◆ Exercise task
Present the following data again exactly as it is shown.

┏━━

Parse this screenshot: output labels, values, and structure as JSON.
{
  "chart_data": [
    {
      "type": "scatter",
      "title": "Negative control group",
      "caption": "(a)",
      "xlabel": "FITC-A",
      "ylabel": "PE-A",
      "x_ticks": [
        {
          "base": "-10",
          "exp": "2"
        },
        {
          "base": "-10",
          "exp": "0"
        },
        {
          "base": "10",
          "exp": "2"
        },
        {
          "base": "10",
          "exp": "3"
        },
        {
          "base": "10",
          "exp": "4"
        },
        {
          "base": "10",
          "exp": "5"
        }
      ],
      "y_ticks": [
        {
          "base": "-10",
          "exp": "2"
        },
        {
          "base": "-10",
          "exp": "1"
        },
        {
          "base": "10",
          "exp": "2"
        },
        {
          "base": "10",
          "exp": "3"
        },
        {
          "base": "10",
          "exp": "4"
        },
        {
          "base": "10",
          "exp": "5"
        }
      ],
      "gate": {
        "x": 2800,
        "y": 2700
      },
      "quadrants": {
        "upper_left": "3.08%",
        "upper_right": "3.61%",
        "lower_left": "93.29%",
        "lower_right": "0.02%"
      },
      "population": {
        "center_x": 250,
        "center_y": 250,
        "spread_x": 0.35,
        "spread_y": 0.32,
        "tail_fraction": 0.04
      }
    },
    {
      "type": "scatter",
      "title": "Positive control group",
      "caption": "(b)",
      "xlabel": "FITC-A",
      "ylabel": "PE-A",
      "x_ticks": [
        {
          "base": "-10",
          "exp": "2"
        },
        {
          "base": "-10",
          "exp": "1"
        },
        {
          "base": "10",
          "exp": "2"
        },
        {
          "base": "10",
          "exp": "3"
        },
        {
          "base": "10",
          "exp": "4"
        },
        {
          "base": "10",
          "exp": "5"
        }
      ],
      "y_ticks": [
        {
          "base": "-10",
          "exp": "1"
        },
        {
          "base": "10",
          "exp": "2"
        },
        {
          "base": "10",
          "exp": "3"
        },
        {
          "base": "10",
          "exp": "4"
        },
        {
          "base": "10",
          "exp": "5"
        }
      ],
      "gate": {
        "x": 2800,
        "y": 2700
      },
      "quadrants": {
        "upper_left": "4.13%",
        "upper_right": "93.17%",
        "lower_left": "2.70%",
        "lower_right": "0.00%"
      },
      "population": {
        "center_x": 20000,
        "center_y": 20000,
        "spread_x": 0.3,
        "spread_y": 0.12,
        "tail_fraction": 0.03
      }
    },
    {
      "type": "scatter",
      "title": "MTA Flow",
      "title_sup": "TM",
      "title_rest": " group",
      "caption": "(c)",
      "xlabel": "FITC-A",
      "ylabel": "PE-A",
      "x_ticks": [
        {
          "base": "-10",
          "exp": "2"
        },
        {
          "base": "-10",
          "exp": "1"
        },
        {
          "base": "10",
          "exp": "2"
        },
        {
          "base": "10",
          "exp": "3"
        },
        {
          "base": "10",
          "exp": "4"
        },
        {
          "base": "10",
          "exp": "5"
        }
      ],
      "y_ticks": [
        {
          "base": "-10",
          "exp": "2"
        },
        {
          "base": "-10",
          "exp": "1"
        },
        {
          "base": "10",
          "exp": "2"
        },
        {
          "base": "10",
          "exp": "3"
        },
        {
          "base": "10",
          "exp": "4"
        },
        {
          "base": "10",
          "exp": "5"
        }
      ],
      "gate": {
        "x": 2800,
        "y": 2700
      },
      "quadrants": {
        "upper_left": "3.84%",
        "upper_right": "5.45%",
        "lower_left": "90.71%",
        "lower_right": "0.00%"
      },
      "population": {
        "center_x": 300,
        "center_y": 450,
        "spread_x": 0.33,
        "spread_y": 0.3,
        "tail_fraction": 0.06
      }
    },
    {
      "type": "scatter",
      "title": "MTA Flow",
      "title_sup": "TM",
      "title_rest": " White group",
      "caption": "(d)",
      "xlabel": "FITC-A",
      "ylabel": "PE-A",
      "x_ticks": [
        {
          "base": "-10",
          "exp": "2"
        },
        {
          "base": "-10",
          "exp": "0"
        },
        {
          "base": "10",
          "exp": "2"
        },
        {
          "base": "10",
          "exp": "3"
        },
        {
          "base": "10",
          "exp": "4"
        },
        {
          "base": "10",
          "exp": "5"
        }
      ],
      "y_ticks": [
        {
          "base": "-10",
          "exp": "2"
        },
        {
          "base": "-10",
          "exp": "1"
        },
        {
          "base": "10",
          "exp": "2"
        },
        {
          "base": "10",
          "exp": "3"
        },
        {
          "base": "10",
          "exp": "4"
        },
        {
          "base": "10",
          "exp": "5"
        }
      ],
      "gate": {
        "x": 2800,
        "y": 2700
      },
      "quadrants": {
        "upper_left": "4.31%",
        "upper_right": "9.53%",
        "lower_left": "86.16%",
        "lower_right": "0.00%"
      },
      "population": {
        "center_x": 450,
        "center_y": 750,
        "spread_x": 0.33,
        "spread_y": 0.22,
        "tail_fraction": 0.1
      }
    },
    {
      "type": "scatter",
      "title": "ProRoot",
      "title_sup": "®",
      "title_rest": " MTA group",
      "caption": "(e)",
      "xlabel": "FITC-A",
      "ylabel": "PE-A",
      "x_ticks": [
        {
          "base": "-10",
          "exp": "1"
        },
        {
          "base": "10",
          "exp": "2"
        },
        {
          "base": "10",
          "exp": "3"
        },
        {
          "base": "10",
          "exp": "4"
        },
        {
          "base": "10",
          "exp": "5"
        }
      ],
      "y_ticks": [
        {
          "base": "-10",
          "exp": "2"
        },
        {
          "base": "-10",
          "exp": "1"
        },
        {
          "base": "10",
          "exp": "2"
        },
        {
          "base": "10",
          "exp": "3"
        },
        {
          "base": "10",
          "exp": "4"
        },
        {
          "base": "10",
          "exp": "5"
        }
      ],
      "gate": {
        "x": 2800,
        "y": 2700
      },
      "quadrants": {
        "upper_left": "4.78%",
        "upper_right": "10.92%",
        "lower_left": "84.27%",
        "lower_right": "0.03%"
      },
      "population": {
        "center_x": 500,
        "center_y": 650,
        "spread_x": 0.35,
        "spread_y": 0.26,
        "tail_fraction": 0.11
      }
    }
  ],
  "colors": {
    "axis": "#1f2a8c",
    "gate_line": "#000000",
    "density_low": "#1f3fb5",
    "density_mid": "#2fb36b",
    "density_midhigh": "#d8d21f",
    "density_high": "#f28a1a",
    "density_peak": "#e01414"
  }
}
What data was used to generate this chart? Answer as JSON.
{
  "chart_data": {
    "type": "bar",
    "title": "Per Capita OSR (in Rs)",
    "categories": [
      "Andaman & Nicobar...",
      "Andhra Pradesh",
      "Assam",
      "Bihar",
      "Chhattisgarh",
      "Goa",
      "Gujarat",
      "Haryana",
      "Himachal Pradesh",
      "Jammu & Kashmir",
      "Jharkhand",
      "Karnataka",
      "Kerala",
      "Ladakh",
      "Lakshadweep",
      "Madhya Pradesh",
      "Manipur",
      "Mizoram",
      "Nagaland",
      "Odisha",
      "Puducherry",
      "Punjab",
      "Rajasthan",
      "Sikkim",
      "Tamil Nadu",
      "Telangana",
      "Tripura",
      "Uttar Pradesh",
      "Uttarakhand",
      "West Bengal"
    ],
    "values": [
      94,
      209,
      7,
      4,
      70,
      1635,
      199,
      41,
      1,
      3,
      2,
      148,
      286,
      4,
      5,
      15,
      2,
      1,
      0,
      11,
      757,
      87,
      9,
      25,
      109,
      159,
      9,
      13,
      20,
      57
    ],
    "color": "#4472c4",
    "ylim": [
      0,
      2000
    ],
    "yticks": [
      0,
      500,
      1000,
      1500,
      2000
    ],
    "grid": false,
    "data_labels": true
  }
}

┗━━

◆ The result
Parse this screenshot: output labels, values, and structure as JSON.
{
  "chart_data": [
    {
      "type": "scatter",
      "title": "Negative control group",
      "caption": "(a)",
      "xlabel": "FITC-A",
      "ylabel": "PE-A",
      "x_ticks": [
        {
          "base": "-10",
          "exp": "2"
        },
        {
          "base": "-10",
          "exp": "0"
        },
        {
          "base": "10",
          "exp": "2"
        },
        {
          "base": "10",
          "exp": "3"
        },
        {
          "base": "10",
          "exp": "4"
        },
        {
          "base": "10",
          "exp": "5"
        }
      ],
      "y_ticks": [
        {
          "base": "-10",
          "exp": "2"
        },
        {
          "base": "-10",
          "exp": "1"
        },
        {
          "base": "10",
          "exp": "2"
        },
        {
          "base": "10",
          "exp": "3"
        },
        {
          "base": "10",
          "exp": "4"
        },
        {
          "base": "10",
          "exp": "5"
        }
      ],
      "gate": {
        "x": 2800,
        "y": 2700
      },
      "quadrants": {
        "upper_left": "3.08%",
        "upper_right": "3.61%",
        "lower_left": "93.29%",
        "lower_right": "0.02%"
      },
      "population": {
        "center_x": 250,
        "center_y": 250,
        "spread_x": 0.35,
        "spread_y": 0.32,
        "tail_fraction": 0.04
      }
    },
    {
      "type": "scatter",
      "title": "Positive control group",
      "caption": "(b)",
      "xlabel": "FITC-A",
      "ylabel": "PE-A",
      "x_ticks": [
        {
          "base": "-10",
          "exp": "2"
        },
        {
          "base": "-10",
          "exp": "1"
        },
        {
          "base": "10",
          "exp": "2"
        },
        {
          "base": "10",
          "exp": "3"
        },
        {
          "base": "10",
          "exp": "4"
        },
        {
          "base": "10",
          "exp": "5"
        }
      ],
      "y_ticks": [
        {
          "base": "-10",
          "exp": "1"
        },
        {
          "base": "10",
          "exp": "2"
        },
        {
          "base": "10",
          "exp": "3"
        },
        {
          "base": "10",
          "exp": "4"
        },
        {
          "base": "10",
          "exp": "5"
        }
      ],
      "gate": {
        "x": 2800,
        "y": 2700
      },
      "quadrants": {
        "upper_left": "4.13%",
        "upper_right": "93.17%",
        "lower_left": "2.70%",
        "lower_right": "0.00%"
      },
      "population": {
        "center_x": 20000,
        "center_y": 20000,
        "spread_x": 0.3,
        "spread_y": 0.12,
        "tail_fraction": 0.03
      }
    },
    {
      "type": "scatter",
      "title": "MTA Flow",
      "title_sup": "TM",
      "title_rest": " group",
      "caption": "(c)",
      "xlabel": "FITC-A",
      "ylabel": "PE-A",
      "x_ticks": [
        {
          "base": "-10",
          "exp": "2"
        },
        {
          "base": "-10",
          "exp": "1"
        },
        {
          "base": "10",
          "exp": "2"
        },
        {
          "base": "10",
          "exp": "3"
        },
        {
          "base": "10",
          "exp": "4"
        },
        {
          "base": "10",
          "exp": "5"
        }
      ],
      "y_ticks": [
        {
          "base": "-10",
          "exp": "2"
        },
        {
          "base": "-10",
          "exp": "1"
        },
        {
          "base": "10",
          "exp": "2"
        },
        {
          "base": "10",
          "exp": "3"
        },
        {
          "base": "10",
          "exp": "4"
        },
        {
          "base": "10",
          "exp": "5"
        }
      ],
      "gate": {
        "x": 2800,
        "y": 2700
      },
      "quadrants": {
        "upper_left": "3.84%",
        "upper_right": "5.45%",
        "lower_left": "90.71%",
        "lower_right": "0.00%"
      },
      "population": {
        "center_x": 300,
        "center_y": 450,
        "spread_x": 0.33,
        "spread_y": 0.3,
        "tail_fraction": 0.06
      }
    },
    {
      "type": "scatter",
      "title": "MTA Flow",
      "title_sup": "TM",
      "title_rest": " White group",
      "caption": "(d)",
      "xlabel": "FITC-A",
      "ylabel": "PE-A",
      "x_ticks": [
        {
          "base": "-10",
          "exp": "2"
        },
        {
          "base": "-10",
          "exp": "0"
        },
        {
          "base": "10",
          "exp": "2"
        },
        {
          "base": "10",
          "exp": "3"
        },
        {
          "base": "10",
          "exp": "4"
        },
        {
          "base": "10",
          "exp": "5"
        }
      ],
      "y_ticks": [
        {
          "base": "-10",
          "exp": "2"
        },
        {
          "base": "-10",
          "exp": "1"
        },
        {
          "base": "10",
          "exp": "2"
        },
        {
          "base": "10",
          "exp": "3"
        },
        {
          "base": "10",
          "exp": "4"
        },
        {
          "base": "10",
          "exp": "5"
        }
      ],
      "gate": {
        "x": 2800,
        "y": 2700
      },
      "quadrants": {
        "upper_left": "4.31%",
        "upper_right": "9.53%",
        "lower_left": "86.16%",
        "lower_right": "0.00%"
      },
      "population": {
        "center_x": 450,
        "center_y": 750,
        "spread_x": 0.33,
        "spread_y": 0.22,
        "tail_fraction": 0.1
      }
    },
    {
      "type": "scatter",
      "title": "ProRoot",
      "title_sup": "®",
      "title_rest": " MTA group",
      "caption": "(e)",
      "xlabel": "FITC-A",
      "ylabel": "PE-A",
      "x_ticks": [
        {
          "base": "-10",
          "exp": "1"
        },
        {
          "base": "10",
          "exp": "2"
        },
        {
          "base": "10",
          "exp": "3"
        },
        {
          "base": "10",
          "exp": "4"
        },
        {
          "base": "10",
          "exp": "5"
        }
      ],
      "y_ticks": [
        {
          "base": "-10",
          "exp": "2"
        },
        {
          "base": "-10",
          "exp": "1"
        },
        {
          "base": "10",
          "exp": "2"
        },
        {
          "base": "10",
          "exp": "3"
        },
        {
          "base": "10",
          "exp": "4"
        },
        {
          "base": "10",
          "exp": "5"
        }
      ],
      "gate": {
        "x": 2800,
        "y": 2700
      },
      "quadrants": {
        "upper_left": "4.78%",
        "upper_right": "10.92%",
        "lower_left": "84.27%",
        "lower_right": "0.03%"
      },
      "population": {
        "center_x": 500,
        "center_y": 650,
        "spread_x": 0.35,
        "spread_y": 0.26,
        "tail_fraction": 0.11
      }
    }
  ],
  "colors": {
    "axis": "#1f2a8c",
    "gate_line": "#000000",
    "density_low": "#1f3fb5",
    "density_mid": "#2fb36b",
    "density_midhigh": "#d8d21f",
    "density_high": "#f28a1a",
    "density_peak": "#e01414"
  }
}
What data was used to generate this chart? Answer as JSON.
{
  "chart_data": {
    "type": "bar",
    "title": "Per Capita OSR (in Rs)",
    "categories": [
      "Andaman & Nicobar...",
      "Andhra Pradesh",
      "Assam",
      "Bihar",
      "Chhattisgarh",
      "Goa",
      "Gujarat",
      "Haryana",
      "Himachal Pradesh",
      "Jammu & Kashmir",
      "Jharkhand",
      "Karnataka",
      "Kerala",
      "Ladakh",
      "Lakshadweep",
      "Madhya Pradesh",
      "Manipur",
      "Mizoram",
      "Nagaland",
      "Odisha",
      "Puducherry",
      "Punjab",
      "Rajasthan",
      "Sikkim",
      "Tamil Nadu",
      "Telangana",
      "Tripura",
      "Uttar Pradesh",
      "Uttarakhand",
      "West Bengal"
    ],
    "values": [
      94,
      209,
      7,
      4,
      70,
      1635,
      199,
      41,
      1,
      3,
      2,
      148,
      286,
      4,
      5,
      15,
      2,
      1,
      0,
      11,
      757,
      87,
      9,
      25,
      109,
      159,
      9,
      13,
      20,
      57
    ],
    "color": "#4472c4",
    "ylim": [
      0,
      2000
    ],
    "yticks": [
      0,
      500,
      1000,
      1500,
      2000
    ],
    "grid": false,
    "data_labels": true
  }
}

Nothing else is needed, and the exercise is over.